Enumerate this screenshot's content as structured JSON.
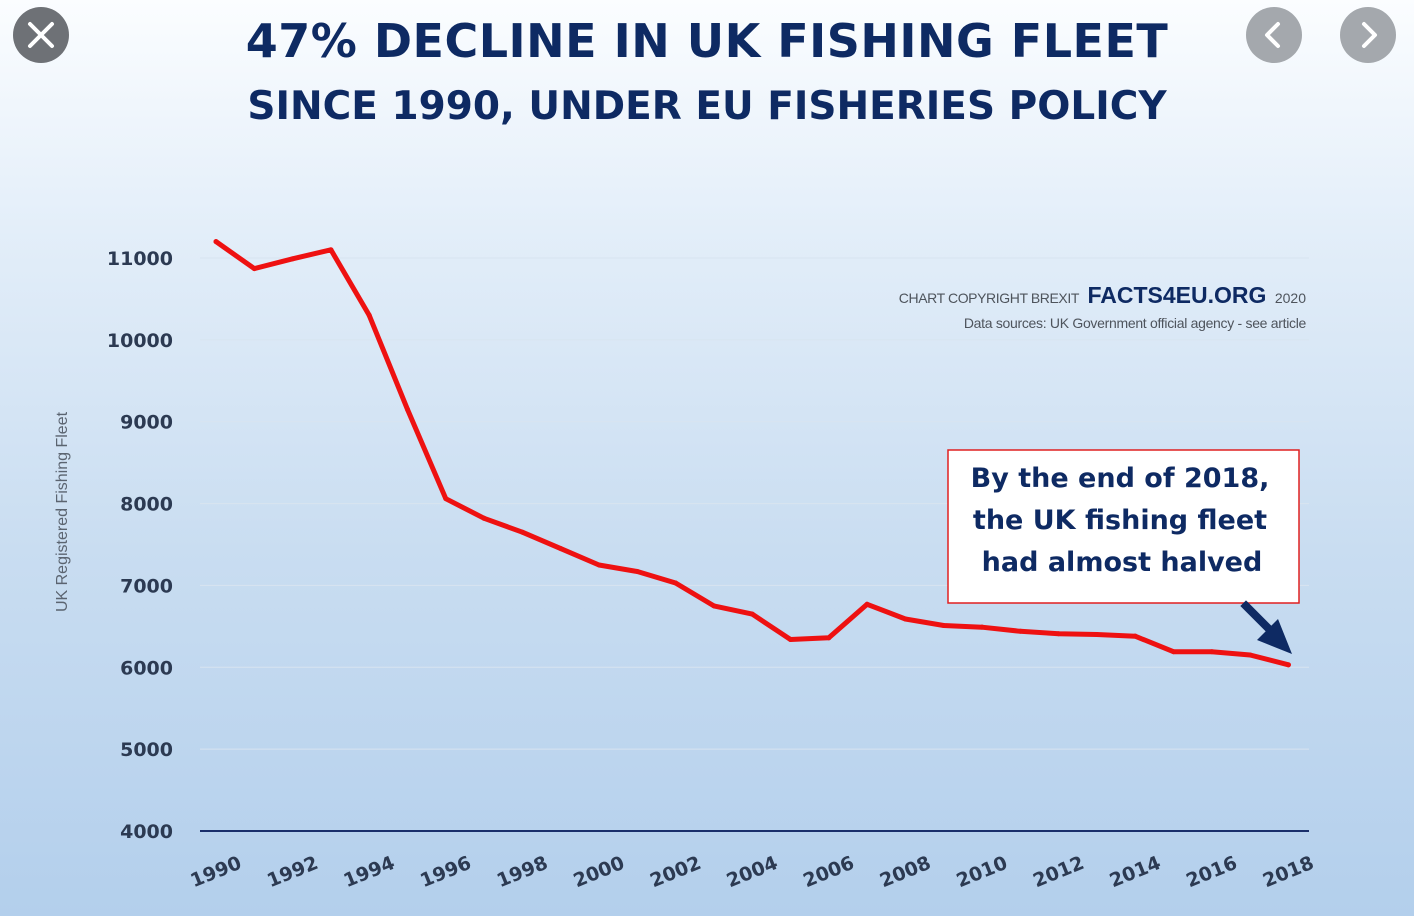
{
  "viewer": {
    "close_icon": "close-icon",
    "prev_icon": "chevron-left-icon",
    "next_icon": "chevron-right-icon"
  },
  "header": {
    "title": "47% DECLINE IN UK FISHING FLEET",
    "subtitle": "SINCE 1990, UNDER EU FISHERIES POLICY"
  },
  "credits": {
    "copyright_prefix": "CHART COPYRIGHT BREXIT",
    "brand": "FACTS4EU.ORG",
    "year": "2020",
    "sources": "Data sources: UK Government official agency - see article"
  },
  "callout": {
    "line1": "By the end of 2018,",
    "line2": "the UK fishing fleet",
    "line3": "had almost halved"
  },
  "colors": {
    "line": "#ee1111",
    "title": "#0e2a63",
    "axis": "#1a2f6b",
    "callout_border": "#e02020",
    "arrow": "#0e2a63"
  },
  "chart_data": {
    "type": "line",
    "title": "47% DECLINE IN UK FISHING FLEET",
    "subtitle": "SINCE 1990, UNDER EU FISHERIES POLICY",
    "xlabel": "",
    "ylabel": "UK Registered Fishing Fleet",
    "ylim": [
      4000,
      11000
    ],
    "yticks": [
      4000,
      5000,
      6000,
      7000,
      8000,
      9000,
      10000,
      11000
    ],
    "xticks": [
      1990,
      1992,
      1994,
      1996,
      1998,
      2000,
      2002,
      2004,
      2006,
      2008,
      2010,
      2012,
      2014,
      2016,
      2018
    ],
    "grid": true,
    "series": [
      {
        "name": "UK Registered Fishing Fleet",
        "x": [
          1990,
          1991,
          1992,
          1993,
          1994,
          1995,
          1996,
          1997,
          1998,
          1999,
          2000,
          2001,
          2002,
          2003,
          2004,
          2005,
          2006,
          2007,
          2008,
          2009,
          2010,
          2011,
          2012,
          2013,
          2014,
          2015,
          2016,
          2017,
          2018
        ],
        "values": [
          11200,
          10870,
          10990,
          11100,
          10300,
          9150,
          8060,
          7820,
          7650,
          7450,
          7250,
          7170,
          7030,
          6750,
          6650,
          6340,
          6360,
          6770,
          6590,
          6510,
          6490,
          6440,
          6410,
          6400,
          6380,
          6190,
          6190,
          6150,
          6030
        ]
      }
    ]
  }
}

══════════════════════════════

WHAT YOU SHOULD DO: Every entry above needs to be retyped exactly; drop the pictures.

WRITTEN REPLY:
Enumerate this screenshot's content as structured JSON.
{
  "viewer": {
    "close_icon": "close-icon",
    "prev_icon": "chevron-left-icon",
    "next_icon": "chevron-right-icon"
  },
  "header": {
    "title": "47% DECLINE IN UK FISHING FLEET",
    "subtitle": "SINCE 1990, UNDER EU FISHERIES POLICY"
  },
  "credits": {
    "copyright_prefix": "CHART COPYRIGHT BREXIT",
    "brand": "FACTS4EU.ORG",
    "year": "2020",
    "sources": "Data sources: UK Government official agency - see article"
  },
  "callout": {
    "line1": "By the end of 2018,",
    "line2": "the UK fishing fleet",
    "line3": "had almost halved"
  },
  "colors": {
    "line": "#ee1111",
    "title": "#0e2a63",
    "axis": "#1a2f6b",
    "callout_border": "#e02020",
    "arrow": "#0e2a63"
  },
  "chart_data": {
    "type": "line",
    "title": "47% DECLINE IN UK FISHING FLEET",
    "subtitle": "SINCE 1990, UNDER EU FISHERIES POLICY",
    "xlabel": "",
    "ylabel": "UK Registered Fishing Fleet",
    "ylim": [
      4000,
      11000
    ],
    "yticks": [
      4000,
      5000,
      6000,
      7000,
      8000,
      9000,
      10000,
      11000
    ],
    "xticks": [
      1990,
      1992,
      1994,
      1996,
      1998,
      2000,
      2002,
      2004,
      2006,
      2008,
      2010,
      2012,
      2014,
      2016,
      2018
    ],
    "grid": true,
    "series": [
      {
        "name": "UK Registered Fishing Fleet",
        "x": [
          1990,
          1991,
          1992,
          1993,
          1994,
          1995,
          1996,
          1997,
          1998,
          1999,
          2000,
          2001,
          2002,
          2003,
          2004,
          2005,
          2006,
          2007,
          2008,
          2009,
          2010,
          2011,
          2012,
          2013,
          2014,
          2015,
          2016,
          2017,
          2018
        ],
        "values": [
          11200,
          10870,
          10990,
          11100,
          10300,
          9150,
          8060,
          7820,
          7650,
          7450,
          7250,
          7170,
          7030,
          6750,
          6650,
          6340,
          6360,
          6770,
          6590,
          6510,
          6490,
          6440,
          6410,
          6400,
          6380,
          6190,
          6190,
          6150,
          6030
        ]
      }
    ]
  }
}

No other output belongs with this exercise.